> **Task data**:
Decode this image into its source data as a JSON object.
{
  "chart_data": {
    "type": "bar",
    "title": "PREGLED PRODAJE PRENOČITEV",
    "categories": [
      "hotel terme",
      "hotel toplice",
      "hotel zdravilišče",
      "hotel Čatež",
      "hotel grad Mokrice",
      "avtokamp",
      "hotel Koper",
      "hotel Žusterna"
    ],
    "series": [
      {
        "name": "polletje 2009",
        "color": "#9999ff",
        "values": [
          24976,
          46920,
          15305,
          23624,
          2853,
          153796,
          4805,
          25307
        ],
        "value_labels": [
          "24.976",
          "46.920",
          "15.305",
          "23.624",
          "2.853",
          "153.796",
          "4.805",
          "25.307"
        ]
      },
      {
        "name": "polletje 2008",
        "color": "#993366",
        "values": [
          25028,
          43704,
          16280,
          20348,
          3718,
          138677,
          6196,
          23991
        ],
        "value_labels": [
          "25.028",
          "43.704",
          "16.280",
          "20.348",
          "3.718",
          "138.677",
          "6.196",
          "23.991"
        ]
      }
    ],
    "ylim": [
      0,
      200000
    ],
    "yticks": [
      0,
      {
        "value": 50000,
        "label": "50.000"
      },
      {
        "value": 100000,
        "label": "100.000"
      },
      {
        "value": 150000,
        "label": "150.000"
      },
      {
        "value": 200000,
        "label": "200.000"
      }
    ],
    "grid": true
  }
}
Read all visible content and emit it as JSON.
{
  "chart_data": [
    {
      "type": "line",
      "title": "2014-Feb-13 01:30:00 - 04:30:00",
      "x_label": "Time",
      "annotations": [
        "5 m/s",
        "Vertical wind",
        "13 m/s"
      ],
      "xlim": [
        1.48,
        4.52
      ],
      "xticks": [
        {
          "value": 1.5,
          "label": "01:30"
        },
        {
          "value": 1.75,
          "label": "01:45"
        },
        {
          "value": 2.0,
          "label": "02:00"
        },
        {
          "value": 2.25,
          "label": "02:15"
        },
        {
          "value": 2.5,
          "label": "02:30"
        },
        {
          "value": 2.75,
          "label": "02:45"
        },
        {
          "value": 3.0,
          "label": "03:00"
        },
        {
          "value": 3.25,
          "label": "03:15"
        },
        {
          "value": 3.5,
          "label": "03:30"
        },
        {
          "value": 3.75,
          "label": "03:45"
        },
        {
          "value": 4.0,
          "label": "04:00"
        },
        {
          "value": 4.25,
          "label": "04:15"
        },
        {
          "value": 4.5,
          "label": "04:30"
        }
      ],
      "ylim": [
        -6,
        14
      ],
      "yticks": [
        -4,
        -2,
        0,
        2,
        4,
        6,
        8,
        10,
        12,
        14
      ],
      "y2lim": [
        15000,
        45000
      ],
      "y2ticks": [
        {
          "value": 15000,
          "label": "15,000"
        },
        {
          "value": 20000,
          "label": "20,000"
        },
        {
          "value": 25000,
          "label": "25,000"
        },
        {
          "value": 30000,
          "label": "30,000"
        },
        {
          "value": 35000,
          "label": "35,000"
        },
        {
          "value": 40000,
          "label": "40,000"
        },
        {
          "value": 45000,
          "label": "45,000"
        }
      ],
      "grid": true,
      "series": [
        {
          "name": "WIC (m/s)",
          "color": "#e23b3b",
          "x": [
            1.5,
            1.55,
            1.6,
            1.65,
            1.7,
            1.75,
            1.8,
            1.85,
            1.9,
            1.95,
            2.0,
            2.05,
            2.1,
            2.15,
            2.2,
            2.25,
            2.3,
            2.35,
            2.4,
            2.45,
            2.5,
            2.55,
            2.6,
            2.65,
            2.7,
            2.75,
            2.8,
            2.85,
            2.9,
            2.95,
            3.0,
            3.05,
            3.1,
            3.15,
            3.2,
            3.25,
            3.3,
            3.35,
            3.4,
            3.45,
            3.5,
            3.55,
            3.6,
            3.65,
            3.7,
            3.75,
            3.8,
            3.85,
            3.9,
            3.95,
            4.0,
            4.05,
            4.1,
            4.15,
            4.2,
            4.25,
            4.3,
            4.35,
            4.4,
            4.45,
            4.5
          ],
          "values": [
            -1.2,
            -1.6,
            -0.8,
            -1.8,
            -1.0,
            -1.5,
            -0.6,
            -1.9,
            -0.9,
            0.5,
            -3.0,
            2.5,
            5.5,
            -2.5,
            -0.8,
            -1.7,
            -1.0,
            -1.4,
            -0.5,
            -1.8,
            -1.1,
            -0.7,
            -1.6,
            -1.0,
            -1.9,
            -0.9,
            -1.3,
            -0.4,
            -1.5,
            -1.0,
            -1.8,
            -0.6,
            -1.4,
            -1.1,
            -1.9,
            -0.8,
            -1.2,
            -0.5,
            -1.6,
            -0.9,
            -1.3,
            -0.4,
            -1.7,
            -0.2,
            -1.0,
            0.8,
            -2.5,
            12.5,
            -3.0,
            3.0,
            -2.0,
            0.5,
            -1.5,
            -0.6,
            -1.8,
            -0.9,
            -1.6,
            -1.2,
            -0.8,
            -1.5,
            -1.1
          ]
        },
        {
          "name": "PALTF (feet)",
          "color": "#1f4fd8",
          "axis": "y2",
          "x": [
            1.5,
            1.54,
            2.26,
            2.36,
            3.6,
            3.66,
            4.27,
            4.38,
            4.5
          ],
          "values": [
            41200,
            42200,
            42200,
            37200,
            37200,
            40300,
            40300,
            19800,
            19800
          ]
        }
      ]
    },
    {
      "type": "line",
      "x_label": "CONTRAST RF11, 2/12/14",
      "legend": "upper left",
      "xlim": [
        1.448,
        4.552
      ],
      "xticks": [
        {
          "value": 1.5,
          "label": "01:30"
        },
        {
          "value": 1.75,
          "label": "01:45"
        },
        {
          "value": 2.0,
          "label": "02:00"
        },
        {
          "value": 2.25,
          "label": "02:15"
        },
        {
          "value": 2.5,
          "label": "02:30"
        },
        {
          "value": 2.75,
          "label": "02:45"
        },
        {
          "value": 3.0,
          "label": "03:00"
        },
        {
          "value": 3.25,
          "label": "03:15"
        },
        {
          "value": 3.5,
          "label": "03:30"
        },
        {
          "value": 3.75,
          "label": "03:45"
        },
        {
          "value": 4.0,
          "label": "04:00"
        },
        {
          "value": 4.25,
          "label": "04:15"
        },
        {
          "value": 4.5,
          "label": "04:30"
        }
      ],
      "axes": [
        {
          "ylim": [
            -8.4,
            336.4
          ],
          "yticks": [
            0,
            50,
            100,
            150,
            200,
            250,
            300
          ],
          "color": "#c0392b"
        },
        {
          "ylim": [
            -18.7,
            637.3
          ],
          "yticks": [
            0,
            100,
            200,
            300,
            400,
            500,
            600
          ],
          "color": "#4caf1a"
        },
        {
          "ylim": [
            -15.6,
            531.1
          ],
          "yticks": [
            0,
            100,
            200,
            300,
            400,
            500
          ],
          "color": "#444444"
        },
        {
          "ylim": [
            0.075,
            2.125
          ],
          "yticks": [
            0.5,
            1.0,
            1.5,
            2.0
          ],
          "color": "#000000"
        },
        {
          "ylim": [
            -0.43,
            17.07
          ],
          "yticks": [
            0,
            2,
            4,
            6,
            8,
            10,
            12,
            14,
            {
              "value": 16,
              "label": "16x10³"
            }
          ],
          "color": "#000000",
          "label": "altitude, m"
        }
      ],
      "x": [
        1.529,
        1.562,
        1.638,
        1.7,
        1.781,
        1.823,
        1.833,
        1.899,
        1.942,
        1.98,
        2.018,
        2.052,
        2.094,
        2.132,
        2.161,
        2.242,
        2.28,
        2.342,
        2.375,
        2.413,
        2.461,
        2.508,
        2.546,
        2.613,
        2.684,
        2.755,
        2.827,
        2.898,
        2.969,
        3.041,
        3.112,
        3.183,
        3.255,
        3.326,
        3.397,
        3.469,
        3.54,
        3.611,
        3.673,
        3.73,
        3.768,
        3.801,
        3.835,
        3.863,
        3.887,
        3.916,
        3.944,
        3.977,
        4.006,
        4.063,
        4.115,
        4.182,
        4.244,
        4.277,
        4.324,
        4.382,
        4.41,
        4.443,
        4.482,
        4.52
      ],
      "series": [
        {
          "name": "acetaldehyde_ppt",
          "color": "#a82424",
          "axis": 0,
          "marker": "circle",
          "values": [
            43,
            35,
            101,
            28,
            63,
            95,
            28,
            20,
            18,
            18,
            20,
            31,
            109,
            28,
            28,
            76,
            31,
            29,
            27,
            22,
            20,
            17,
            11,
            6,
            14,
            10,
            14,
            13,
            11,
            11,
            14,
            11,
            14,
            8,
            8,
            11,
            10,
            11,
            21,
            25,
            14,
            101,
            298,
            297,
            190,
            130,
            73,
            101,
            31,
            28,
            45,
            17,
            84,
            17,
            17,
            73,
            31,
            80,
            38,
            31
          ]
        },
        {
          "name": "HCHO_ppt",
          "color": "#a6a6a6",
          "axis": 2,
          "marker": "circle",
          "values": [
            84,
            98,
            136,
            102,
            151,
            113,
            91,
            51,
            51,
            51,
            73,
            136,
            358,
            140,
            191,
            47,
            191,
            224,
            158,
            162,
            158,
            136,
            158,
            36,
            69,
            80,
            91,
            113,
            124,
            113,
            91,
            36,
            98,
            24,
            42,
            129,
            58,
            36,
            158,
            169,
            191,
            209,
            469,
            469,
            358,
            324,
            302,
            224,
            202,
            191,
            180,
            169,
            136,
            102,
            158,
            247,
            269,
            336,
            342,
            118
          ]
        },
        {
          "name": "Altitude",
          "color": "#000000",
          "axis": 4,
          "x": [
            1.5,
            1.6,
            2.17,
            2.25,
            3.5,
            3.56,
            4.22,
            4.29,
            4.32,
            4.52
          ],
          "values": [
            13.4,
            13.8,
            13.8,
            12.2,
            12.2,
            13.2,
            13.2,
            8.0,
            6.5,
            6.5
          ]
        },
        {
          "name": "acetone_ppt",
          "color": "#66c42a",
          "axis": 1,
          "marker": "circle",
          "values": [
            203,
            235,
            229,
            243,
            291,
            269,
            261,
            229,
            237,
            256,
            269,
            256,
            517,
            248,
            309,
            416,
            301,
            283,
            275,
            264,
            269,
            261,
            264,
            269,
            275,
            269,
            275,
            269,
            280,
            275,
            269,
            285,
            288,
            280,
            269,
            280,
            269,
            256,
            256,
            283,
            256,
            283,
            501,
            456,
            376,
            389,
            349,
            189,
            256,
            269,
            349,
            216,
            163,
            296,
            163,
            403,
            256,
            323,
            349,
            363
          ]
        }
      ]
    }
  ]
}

> **Task objective**: What is the number of lines in the listing above that contain the string "polletje"? Give only the number.

> **Result of this exercise**: 2